* _MATERIAL FOR THIS EXERCISE_

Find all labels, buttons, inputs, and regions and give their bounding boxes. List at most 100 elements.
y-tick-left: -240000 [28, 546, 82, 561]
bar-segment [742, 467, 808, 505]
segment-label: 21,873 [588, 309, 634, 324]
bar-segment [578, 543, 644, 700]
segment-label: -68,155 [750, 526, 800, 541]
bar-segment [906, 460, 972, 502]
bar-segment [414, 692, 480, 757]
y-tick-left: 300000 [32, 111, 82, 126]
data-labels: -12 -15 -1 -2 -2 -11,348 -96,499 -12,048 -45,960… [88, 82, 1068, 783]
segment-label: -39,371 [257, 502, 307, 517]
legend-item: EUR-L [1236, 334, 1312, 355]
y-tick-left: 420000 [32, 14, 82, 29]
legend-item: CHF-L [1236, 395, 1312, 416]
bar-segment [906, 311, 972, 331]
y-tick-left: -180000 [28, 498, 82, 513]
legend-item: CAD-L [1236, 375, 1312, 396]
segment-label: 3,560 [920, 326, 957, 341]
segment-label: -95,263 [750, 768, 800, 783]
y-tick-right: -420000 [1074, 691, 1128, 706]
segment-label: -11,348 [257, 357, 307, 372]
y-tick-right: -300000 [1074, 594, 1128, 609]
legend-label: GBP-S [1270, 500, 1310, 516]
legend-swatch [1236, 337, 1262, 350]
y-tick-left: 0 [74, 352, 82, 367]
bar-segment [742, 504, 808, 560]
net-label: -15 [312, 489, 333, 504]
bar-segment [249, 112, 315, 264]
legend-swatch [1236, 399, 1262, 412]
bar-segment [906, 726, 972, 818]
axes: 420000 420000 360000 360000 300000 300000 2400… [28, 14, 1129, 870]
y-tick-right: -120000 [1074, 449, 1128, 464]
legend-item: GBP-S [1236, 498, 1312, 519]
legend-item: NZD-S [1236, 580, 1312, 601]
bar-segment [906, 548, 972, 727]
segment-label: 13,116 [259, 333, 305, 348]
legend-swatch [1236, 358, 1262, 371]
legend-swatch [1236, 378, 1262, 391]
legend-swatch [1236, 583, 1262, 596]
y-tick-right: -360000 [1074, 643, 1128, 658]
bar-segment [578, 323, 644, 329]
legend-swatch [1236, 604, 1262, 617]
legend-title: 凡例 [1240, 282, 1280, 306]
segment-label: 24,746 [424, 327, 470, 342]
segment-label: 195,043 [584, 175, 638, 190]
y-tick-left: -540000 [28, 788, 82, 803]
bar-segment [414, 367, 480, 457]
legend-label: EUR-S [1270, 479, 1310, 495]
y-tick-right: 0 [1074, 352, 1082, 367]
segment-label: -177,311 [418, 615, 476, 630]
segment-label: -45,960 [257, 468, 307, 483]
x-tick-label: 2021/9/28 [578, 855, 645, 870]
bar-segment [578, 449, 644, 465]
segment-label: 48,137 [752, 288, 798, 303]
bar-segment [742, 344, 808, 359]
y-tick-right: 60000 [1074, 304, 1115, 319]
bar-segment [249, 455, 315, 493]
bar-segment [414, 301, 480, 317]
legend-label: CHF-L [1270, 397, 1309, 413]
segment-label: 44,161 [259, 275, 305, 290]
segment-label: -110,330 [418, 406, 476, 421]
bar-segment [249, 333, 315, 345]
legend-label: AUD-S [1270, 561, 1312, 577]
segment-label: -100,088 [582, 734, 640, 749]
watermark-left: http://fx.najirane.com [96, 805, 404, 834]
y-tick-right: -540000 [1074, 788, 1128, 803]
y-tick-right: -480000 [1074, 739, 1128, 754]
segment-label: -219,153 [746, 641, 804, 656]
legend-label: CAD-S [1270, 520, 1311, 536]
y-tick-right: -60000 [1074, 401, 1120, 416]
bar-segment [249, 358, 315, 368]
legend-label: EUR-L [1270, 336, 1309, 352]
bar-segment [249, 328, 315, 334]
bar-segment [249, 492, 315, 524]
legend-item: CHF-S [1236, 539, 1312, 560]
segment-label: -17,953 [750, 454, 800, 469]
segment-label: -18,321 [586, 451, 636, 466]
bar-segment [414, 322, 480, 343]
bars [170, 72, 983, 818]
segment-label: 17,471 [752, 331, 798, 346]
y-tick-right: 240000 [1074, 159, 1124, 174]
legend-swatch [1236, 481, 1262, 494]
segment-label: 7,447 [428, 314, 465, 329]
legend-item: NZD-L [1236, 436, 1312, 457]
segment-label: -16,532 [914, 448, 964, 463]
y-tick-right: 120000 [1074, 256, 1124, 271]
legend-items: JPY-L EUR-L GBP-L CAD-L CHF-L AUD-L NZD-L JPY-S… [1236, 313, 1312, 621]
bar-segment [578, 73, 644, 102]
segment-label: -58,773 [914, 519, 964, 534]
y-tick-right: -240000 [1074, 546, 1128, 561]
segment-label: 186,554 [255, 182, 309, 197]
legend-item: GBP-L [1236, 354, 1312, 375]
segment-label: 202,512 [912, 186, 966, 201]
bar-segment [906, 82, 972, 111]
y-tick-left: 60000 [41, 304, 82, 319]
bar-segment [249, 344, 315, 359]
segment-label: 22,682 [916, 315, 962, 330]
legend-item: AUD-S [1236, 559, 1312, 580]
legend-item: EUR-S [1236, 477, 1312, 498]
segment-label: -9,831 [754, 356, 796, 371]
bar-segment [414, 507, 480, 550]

* _DO THIS_
Which lines of the records above contain the string "right", with case counting? Return each of those lines in full.

* _RESULT OF THIS TASK_
y-tick-right: -420000 [1074, 691, 1128, 706]
y-tick-right: -300000 [1074, 594, 1128, 609]
y-tick-right: -120000 [1074, 449, 1128, 464]
y-tick-right: -360000 [1074, 643, 1128, 658]
y-tick-right: 0 [1074, 352, 1082, 367]
y-tick-right: 60000 [1074, 304, 1115, 319]
y-tick-right: -540000 [1074, 788, 1128, 803]
y-tick-right: -480000 [1074, 739, 1128, 754]
y-tick-right: -60000 [1074, 401, 1120, 416]
y-tick-right: 240000 [1074, 159, 1124, 174]
y-tick-right: 120000 [1074, 256, 1124, 271]
y-tick-right: -240000 [1074, 546, 1128, 561]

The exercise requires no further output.